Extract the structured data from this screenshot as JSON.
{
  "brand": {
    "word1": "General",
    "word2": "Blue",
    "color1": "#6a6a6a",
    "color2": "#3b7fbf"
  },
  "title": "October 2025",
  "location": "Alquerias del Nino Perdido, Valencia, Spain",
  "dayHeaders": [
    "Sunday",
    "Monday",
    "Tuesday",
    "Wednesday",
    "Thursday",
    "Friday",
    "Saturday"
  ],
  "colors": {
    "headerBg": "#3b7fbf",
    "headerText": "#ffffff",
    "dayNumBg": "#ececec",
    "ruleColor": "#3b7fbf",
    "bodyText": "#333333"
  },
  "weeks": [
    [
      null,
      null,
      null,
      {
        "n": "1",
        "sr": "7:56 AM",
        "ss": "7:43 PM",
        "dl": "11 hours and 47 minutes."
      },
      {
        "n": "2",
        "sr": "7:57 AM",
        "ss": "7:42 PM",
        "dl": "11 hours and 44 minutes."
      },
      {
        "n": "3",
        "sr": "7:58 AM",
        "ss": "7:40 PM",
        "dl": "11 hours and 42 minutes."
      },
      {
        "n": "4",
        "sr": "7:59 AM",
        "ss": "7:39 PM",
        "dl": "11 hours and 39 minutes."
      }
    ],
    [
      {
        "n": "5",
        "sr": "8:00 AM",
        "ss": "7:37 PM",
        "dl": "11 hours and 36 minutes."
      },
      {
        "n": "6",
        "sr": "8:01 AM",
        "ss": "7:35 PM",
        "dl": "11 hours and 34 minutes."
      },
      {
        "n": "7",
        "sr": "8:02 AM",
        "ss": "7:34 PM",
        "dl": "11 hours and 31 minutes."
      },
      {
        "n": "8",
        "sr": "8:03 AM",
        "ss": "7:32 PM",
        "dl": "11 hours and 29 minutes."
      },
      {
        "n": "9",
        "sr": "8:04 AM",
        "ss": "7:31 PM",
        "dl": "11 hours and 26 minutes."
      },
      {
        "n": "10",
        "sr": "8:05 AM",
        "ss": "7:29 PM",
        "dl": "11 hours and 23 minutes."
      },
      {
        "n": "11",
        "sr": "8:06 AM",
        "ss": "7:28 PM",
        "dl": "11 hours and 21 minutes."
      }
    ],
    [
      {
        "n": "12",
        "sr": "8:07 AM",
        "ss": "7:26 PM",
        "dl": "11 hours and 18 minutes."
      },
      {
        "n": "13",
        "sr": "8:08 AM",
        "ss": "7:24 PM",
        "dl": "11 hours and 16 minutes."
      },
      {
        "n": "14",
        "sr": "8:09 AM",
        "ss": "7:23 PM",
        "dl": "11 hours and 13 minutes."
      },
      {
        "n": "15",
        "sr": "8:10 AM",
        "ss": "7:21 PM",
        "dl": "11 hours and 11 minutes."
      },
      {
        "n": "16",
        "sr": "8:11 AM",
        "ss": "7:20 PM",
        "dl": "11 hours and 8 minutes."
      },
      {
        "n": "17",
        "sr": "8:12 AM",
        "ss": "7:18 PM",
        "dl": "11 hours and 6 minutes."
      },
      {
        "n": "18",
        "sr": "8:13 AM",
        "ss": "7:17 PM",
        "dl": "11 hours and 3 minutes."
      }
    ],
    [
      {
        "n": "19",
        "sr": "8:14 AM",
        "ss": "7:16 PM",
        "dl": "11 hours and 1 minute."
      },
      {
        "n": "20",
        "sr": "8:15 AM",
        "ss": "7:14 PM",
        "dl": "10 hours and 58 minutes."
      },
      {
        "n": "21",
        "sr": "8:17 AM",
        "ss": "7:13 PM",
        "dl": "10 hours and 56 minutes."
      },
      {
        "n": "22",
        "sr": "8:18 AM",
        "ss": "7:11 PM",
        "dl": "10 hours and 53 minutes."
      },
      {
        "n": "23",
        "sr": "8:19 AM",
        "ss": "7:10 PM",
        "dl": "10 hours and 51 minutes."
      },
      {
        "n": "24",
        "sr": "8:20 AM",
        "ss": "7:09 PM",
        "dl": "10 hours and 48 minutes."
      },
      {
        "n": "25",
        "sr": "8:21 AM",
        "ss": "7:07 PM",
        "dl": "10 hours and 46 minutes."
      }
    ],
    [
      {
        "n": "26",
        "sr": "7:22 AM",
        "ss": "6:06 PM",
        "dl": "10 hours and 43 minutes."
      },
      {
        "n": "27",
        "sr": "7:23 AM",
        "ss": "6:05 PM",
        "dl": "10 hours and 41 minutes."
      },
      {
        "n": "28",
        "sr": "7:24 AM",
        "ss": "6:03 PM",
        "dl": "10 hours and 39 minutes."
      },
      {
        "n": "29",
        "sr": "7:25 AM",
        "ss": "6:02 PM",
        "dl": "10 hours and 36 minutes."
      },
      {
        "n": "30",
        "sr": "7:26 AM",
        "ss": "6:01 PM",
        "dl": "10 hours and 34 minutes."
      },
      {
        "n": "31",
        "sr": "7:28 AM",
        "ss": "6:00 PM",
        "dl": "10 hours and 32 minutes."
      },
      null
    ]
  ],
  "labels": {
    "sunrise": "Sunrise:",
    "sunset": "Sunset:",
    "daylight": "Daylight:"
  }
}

_Goal of the exercise_:
Each record above should be repeated exactly as it appears.

_Answer to the problem_:
Extract the structured data from this screenshot as JSON.
{
  "brand": {
    "word1": "General",
    "word2": "Blue",
    "color1": "#6a6a6a",
    "color2": "#3b7fbf"
  },
  "title": "October 2025",
  "location": "Alquerias del Nino Perdido, Valencia, Spain",
  "dayHeaders": [
    "Sunday",
    "Monday",
    "Tuesday",
    "Wednesday",
    "Thursday",
    "Friday",
    "Saturday"
  ],
  "colors": {
    "headerBg": "#3b7fbf",
    "headerText": "#ffffff",
    "dayNumBg": "#ececec",
    "ruleColor": "#3b7fbf",
    "bodyText": "#333333"
  },
  "weeks": [
    [
      null,
      null,
      null,
      {
        "n": "1",
        "sr": "7:56 AM",
        "ss": "7:43 PM",
        "dl": "11 hours and 47 minutes."
      },
      {
        "n": "2",
        "sr": "7:57 AM",
        "ss": "7:42 PM",
        "dl": "11 hours and 44 minutes."
      },
      {
        "n": "3",
        "sr": "7:58 AM",
        "ss": "7:40 PM",
        "dl": "11 hours and 42 minutes."
      },
      {
        "n": "4",
        "sr": "7:59 AM",
        "ss": "7:39 PM",
        "dl": "11 hours and 39 minutes."
      }
    ],
    [
      {
        "n": "5",
        "sr": "8:00 AM",
        "ss": "7:37 PM",
        "dl": "11 hours and 36 minutes."
      },
      {
        "n": "6",
        "sr": "8:01 AM",
        "ss": "7:35 PM",
        "dl": "11 hours and 34 minutes."
      },
      {
        "n": "7",
        "sr": "8:02 AM",
        "ss": "7:34 PM",
        "dl": "11 hours and 31 minutes."
      },
      {
        "n": "8",
        "sr": "8:03 AM",
        "ss": "7:32 PM",
        "dl": "11 hours and 29 minutes."
      },
      {
        "n": "9",
        "sr": "8:04 AM",
        "ss": "7:31 PM",
        "dl": "11 hours and 26 minutes."
      },
      {
        "n": "10",
        "sr": "8:05 AM",
        "ss": "7:29 PM",
        "dl": "11 hours and 23 minutes."
      },
      {
        "n": "11",
        "sr": "8:06 AM",
        "ss": "7:28 PM",
        "dl": "11 hours and 21 minutes."
      }
    ],
    [
      {
        "n": "12",
        "sr": "8:07 AM",
        "ss": "7:26 PM",
        "dl": "11 hours and 18 minutes."
      },
      {
        "n": "13",
        "sr": "8:08 AM",
        "ss": "7:24 PM",
        "dl": "11 hours and 16 minutes."
      },
      {
        "n": "14",
        "sr": "8:09 AM",
        "ss": "7:23 PM",
        "dl": "11 hours and 13 minutes."
      },
      {
        "n": "15",
        "sr": "8:10 AM",
        "ss": "7:21 PM",
        "dl": "11 hours and 11 minutes."
      },
      {
        "n": "16",
        "sr": "8:11 AM",
        "ss": "7:20 PM",
        "dl": "11 hours and 8 minutes."
      },
      {
        "n": "17",
        "sr": "8:12 AM",
        "ss": "7:18 PM",
        "dl": "11 hours and 6 minutes."
      },
      {
        "n": "18",
        "sr": "8:13 AM",
        "ss": "7:17 PM",
        "dl": "11 hours and 3 minutes."
      }
    ],
    [
      {
        "n": "19",
        "sr": "8:14 AM",
        "ss": "7:16 PM",
        "dl": "11 hours and 1 minute."
      },
      {
        "n": "20",
        "sr": "8:15 AM",
        "ss": "7:14 PM",
        "dl": "10 hours and 58 minutes."
      },
      {
        "n": "21",
        "sr": "8:17 AM",
        "ss": "7:13 PM",
        "dl": "10 hours and 56 minutes."
      },
      {
        "n": "22",
        "sr": "8:18 AM",
        "ss": "7:11 PM",
        "dl": "10 hours and 53 minutes."
      },
      {
        "n": "23",
        "sr": "8:19 AM",
        "ss": "7:10 PM",
        "dl": "10 hours and 51 minutes."
      },
      {
        "n": "24",
        "sr": "8:20 AM",
        "ss": "7:09 PM",
        "dl": "10 hours and 48 minutes."
      },
      {
        "n": "25",
        "sr": "8:21 AM",
        "ss": "7:07 PM",
        "dl": "10 hours and 46 minutes."
      }
    ],
    [
      {
        "n": "26",
        "sr": "7:22 AM",
        "ss": "6:06 PM",
        "dl": "10 hours and 43 minutes."
      },
      {
        "n": "27",
        "sr": "7:23 AM",
        "ss": "6:05 PM",
        "dl": "10 hours and 41 minutes."
      },
      {
        "n": "28",
        "sr": "7:24 AM",
        "ss": "6:03 PM",
        "dl": "10 hours and 39 minutes."
      },
      {
        "n": "29",
        "sr": "7:25 AM",
        "ss": "6:02 PM",
        "dl": "10 hours and 36 minutes."
      },
      {
        "n": "30",
        "sr": "7:26 AM",
        "ss": "6:01 PM",
        "dl": "10 hours and 34 minutes."
      },
      {
        "n": "31",
        "sr": "7:28 AM",
        "ss": "6:00 PM",
        "dl": "10 hours and 32 minutes."
      },
      null
    ]
  ],
  "labels": {
    "sunrise": "Sunrise:",
    "sunset": "Sunset:",
    "daylight": "Daylight:"
  }
}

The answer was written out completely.